▶ What you need to do
Continue the lesson on creating bar plots from where it stops, right after the final plt.show() call.

▶ Selected text
►
Lesson 10 - Creating Bar Plots

Visualizing Categories

You have learned to plot continuous data with line plots and scatter plots. Now you will learn bar plots—the best way to compare categories and display summary statistics.

By the end of this lesson, you will be able to:

  • Create vertical bar plots with plt.bar()
  • Create horizontal bar plots with plt.barh()
  • Customize bar colors, width, and appearance
  • Compare categories effectively
  • Add value labels to bars
  • Choose appropriate sorting for clarity

Bar charts excel at showing comparisons: Which day has most rentals? Which season is busiest? Which weather condition affects usage most?


When to Use Bar Plots

Bar Plots vs Other Chart Types

Use bar plots when:

  • Comparing categories (days, seasons, products, countries)
  • Showing totals, counts, or averages by group
  • Displaying rankings or top/bottom performers
  • Data has distinct categories (not continuous)

Do NOT use bar plots for:

  • Time series trends (use line plots)
  • Relationships between continuous variables (use scatter plots)
  • Distributions (use histograms)

Bar Plot Anatomy

        Revenue by Product
  400 ──── ├─────┐
           │     │
  300 ──── ├─────┤  ┌─────┐
           │     │  │     │
  200 ──── ├─────┤  ├─────┤  ┌─────┐
           │     │  │     │  │     │
  100 ──── ├─────┤  ├─────┤  ├─────┤
           │     │  │     │  │     │
    0 ──── └─────┴──┴─────┴──┴─────┴──
              A      B      C
           Category Labels

Components:

  • Bars: Height represents value
  • Categories: X-axis labels
  • Values: Y-axis scale
  • Spacing: Gaps between bars for clarity

Creating Basic Bar Plots

Rentals by Day of Week

import pandas as pd
import matplotlib.pyplot as plt

# Load data
bikes = pd.read_csv('day.csv')

# Calculate average rentals by day of week
# weekday: 0=Sunday, 1=Monday, ..., 6=Saturday
day_avg = bikes.groupby('weekday')['cnt'].mean()

# Day names for labels
day_names = ['Sun', 'Mon', 'Tue', 'Wed', 'Thu', 'Fri', 'Sat']

# Create bar plot
plt.figure(figsize=(10, 6))
plt.bar(day_names, day_avg.values)
plt.xlabel('Day of Week')
plt.ylabel('Average Bike Rentals')
plt.title('Average Daily Bike Rentals by Day of Week')
plt.grid(True, alpha=0.3, axis='y')
plt.show()
◄
▶ Extracted entries
►
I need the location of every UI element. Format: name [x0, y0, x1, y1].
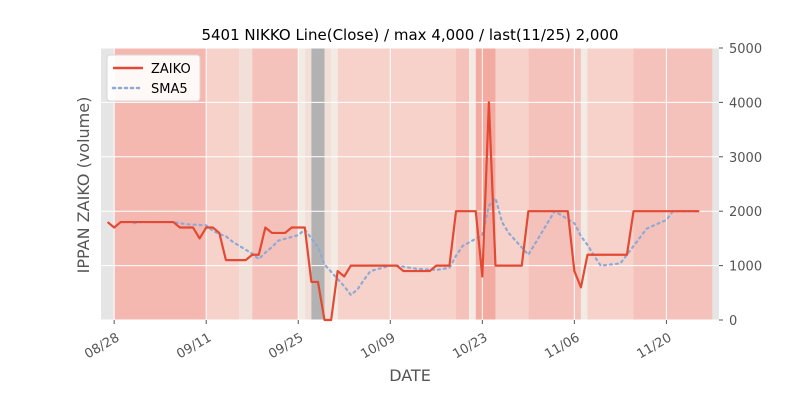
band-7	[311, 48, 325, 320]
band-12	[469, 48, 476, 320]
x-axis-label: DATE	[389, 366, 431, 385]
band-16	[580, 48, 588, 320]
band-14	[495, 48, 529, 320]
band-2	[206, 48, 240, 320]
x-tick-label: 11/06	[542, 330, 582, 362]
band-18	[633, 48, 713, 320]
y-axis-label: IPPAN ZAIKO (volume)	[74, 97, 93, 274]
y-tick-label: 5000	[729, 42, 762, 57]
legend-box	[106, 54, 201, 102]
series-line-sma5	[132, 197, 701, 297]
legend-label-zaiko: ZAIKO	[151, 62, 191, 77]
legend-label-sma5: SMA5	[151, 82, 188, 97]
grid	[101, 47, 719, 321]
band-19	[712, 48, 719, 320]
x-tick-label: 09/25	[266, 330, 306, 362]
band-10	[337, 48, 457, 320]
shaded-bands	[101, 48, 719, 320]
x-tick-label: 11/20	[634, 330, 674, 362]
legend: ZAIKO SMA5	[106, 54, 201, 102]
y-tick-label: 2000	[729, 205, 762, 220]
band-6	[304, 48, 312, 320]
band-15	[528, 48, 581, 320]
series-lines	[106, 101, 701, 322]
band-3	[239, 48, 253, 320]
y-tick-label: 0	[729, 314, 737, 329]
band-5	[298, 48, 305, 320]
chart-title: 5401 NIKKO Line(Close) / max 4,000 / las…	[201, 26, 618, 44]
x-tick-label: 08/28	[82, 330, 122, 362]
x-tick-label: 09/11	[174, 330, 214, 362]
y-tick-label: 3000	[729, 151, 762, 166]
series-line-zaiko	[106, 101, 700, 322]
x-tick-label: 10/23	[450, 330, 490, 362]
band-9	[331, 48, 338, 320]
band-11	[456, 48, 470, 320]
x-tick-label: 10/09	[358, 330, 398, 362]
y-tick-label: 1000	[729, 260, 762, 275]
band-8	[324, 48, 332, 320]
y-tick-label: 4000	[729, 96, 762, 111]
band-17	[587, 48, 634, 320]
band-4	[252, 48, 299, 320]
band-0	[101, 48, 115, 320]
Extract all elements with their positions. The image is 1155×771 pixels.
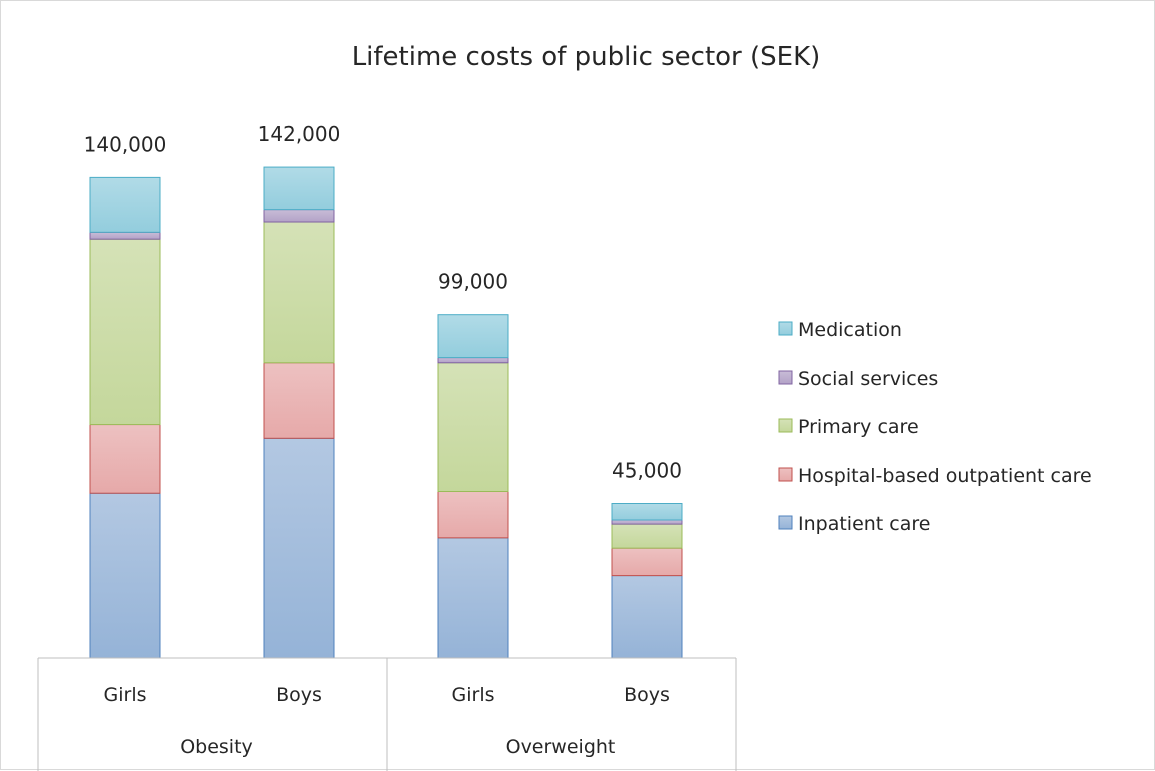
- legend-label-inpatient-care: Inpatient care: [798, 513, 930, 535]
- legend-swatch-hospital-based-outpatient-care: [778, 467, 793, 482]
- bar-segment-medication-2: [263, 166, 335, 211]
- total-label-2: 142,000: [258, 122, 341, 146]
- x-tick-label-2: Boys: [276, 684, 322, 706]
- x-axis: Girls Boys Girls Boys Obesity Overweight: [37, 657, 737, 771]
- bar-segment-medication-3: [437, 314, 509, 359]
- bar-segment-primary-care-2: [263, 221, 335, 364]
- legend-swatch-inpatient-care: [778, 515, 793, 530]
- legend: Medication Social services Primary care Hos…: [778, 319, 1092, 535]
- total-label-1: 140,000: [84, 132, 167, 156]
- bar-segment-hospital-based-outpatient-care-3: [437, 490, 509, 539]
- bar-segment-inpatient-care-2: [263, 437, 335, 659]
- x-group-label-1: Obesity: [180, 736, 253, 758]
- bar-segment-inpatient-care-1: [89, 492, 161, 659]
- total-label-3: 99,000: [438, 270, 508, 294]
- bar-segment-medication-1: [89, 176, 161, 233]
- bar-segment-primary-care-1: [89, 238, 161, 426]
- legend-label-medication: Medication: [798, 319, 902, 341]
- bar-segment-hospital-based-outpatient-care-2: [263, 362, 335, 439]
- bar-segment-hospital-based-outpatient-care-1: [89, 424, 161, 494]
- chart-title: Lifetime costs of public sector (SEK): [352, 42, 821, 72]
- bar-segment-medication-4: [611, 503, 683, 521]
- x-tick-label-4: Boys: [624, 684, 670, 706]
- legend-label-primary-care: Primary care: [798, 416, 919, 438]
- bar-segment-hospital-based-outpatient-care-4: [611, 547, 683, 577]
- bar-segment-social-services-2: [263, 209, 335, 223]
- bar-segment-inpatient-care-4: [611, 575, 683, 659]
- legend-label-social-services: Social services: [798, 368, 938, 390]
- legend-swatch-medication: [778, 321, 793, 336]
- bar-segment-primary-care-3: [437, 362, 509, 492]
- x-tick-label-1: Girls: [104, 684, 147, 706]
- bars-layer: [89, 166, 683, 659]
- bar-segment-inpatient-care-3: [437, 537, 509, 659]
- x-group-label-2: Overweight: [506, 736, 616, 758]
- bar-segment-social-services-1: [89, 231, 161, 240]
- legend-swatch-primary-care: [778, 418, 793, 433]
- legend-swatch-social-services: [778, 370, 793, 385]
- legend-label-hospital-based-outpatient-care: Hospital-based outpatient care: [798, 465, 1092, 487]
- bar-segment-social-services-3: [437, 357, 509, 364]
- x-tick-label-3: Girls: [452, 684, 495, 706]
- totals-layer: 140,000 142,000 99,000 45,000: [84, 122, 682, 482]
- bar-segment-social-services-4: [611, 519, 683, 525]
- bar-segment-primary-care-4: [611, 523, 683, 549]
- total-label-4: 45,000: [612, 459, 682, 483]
◄
▶ Output
What the plot shows:

  • Weekdays (Mon-Fri) have similar rental levels
  • Weekends (Sat-Sun) show slightly different patterns
  • Friday often peaks as people start weekend activities

Horizontal Bar Plots

When to Use Horizontal Bars

Use horizontal bars when:

  • Category names are long
  • Many categories to display
  • Comparing magnitudes where horizontal layout is clearer
import pandas as pd
import matplotlib.pyplot as plt

bikes = pd.read_csv('day.csv')

# Calculate average by season
season_avg = bikes.groupby('season')['cnt'].mean()
season_names = ['Spring', 'Summer', 'Fall', 'Winter']

# Create horizontal bar plot
plt.figure(figsize=(10, 6))
plt.barh(season_names, season_avg.values)
plt.xlabel('Average Bike Rentals')
plt.ylabel('Season')
plt.title('Average Bike Rentals by Season')
plt.grid(True, alpha=0.3, axis='x')
plt.show()

Notice:

  • plt.barh() instead of plt.bar()
  • Categories on y-axis, values on x-axis
  • Grid on x-axis instead of y-axis

Customizing Bar Colors

Single Color

import pandas as pd
import matplotlib.pyplot as plt

bikes = pd.read_csv('day.csv')
season_avg = bikes.groupby('season')['cnt'].mean()
season_names = ['Spring', 'Summer', 'Fall', 'Winter']

plt.figure(figsize=(10, 6))
plt.bar(season_names, season_avg.values, color='steelblue', alpha=0.8, edgecolor='black')
plt.xlabel('Season')
plt.ylabel('Average Bike Rentals')
plt.title('Average Bike Rentals by Season')
plt.grid(True, alpha=0.3, axis='y')
plt.show()

Parameters:

  • color='steelblue': Set bar color
  • alpha=0.8: Transparency (0=invisible, 1=solid)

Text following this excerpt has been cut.